Entries from a dataset:
start

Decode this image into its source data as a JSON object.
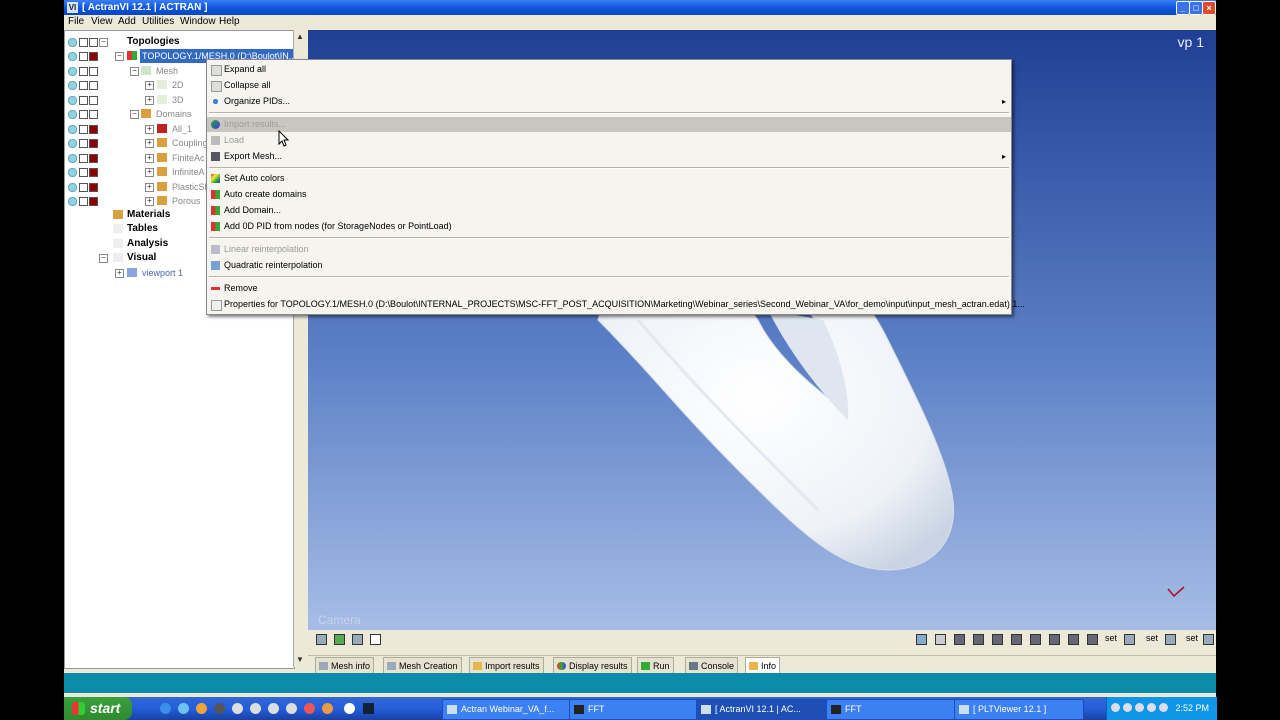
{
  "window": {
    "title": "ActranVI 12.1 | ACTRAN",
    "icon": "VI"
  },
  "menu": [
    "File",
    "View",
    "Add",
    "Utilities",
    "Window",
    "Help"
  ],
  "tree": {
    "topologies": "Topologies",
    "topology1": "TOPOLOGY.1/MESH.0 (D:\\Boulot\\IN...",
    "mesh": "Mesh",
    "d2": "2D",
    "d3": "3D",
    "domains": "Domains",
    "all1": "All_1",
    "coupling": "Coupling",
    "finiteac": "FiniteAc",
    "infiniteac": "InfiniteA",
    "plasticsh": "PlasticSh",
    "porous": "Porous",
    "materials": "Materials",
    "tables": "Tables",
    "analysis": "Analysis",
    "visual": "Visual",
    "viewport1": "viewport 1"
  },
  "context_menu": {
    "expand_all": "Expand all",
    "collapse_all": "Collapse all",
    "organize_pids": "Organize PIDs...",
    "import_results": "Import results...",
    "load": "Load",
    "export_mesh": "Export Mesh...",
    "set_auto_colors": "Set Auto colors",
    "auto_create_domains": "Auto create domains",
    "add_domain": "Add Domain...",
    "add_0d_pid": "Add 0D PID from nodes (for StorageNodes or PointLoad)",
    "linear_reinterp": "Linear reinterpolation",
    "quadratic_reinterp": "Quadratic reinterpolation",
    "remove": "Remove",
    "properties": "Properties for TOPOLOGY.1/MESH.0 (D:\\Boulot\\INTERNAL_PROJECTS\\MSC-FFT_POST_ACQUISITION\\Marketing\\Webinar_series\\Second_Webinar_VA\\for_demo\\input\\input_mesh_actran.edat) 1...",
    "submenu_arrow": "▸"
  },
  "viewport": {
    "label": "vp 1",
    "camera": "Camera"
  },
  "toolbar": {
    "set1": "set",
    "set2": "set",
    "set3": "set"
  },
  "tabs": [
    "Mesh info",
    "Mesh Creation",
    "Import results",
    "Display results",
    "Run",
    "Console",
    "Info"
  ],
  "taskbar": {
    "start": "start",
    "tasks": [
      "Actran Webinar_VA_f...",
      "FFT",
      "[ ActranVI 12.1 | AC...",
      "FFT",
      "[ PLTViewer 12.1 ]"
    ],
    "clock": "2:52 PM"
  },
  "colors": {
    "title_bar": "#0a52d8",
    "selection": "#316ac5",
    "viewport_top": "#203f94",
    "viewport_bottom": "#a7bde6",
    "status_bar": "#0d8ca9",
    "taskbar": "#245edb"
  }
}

end

What is asked:
Go through the lines above. Select every one that has the string "Auto".

Output below:
    "set_auto_colors": "Set Auto colors",
    "auto_create_domains": "Auto create domains",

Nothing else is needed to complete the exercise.